* BEGIN Data provided *
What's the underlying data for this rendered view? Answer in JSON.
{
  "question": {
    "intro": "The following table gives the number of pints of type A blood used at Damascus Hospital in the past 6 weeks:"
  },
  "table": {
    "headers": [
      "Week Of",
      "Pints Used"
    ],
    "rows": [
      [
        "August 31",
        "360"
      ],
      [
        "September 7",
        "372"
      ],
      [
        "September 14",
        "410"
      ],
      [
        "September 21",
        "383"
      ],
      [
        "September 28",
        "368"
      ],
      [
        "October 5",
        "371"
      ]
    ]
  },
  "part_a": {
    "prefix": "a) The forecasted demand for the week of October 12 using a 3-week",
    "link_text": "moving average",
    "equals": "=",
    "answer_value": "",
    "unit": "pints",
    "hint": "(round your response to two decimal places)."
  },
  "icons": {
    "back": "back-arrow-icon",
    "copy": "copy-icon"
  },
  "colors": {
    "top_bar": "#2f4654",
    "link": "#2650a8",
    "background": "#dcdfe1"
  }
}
* END Data provided *
* BEGIN Data provided *
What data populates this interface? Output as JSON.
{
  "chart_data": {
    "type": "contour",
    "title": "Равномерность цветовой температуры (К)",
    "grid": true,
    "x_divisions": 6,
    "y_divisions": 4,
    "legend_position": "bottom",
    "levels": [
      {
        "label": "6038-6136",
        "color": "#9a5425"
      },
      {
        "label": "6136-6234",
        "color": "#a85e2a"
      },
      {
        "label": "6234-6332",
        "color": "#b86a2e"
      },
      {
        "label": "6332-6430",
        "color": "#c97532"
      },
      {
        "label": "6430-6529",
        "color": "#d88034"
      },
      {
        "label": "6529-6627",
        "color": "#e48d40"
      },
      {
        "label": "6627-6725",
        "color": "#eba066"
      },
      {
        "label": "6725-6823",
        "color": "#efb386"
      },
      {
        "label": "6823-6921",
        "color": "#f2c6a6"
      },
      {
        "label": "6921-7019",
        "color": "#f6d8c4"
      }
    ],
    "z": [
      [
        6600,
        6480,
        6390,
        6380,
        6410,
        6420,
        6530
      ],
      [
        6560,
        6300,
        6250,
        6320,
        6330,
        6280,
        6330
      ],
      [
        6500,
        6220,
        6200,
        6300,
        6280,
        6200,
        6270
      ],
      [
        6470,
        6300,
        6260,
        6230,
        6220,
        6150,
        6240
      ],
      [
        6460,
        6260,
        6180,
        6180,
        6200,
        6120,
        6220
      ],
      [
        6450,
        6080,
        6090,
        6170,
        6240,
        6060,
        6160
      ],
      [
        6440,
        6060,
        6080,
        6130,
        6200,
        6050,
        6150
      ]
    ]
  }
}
* END Data provided *
* BEGIN Data provided *
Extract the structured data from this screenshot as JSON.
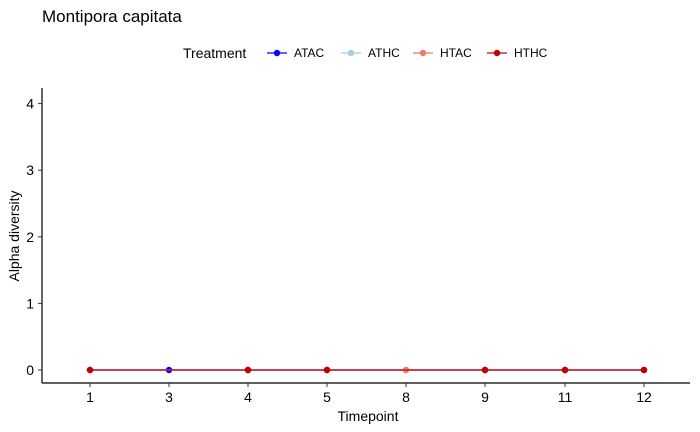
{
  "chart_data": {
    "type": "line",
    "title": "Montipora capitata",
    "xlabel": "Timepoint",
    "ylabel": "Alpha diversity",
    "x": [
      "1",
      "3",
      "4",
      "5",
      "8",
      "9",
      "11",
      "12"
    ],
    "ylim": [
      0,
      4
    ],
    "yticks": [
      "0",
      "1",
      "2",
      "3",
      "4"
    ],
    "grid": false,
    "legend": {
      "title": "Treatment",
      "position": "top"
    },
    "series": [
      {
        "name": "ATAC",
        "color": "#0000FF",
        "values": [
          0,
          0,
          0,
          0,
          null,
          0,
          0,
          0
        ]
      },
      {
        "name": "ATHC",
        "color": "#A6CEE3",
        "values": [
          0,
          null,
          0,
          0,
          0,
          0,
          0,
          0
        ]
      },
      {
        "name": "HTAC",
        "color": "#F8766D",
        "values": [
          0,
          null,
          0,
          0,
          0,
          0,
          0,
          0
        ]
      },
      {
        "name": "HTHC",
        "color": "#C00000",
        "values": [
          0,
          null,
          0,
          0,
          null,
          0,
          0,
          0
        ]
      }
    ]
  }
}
* END Data provided *
• **Your instructions**:
Read the entries and select each line where the word "September" is found.

• **The completed task**:
        "September 7",
        "September 14",
        "September 21",
        "September 28",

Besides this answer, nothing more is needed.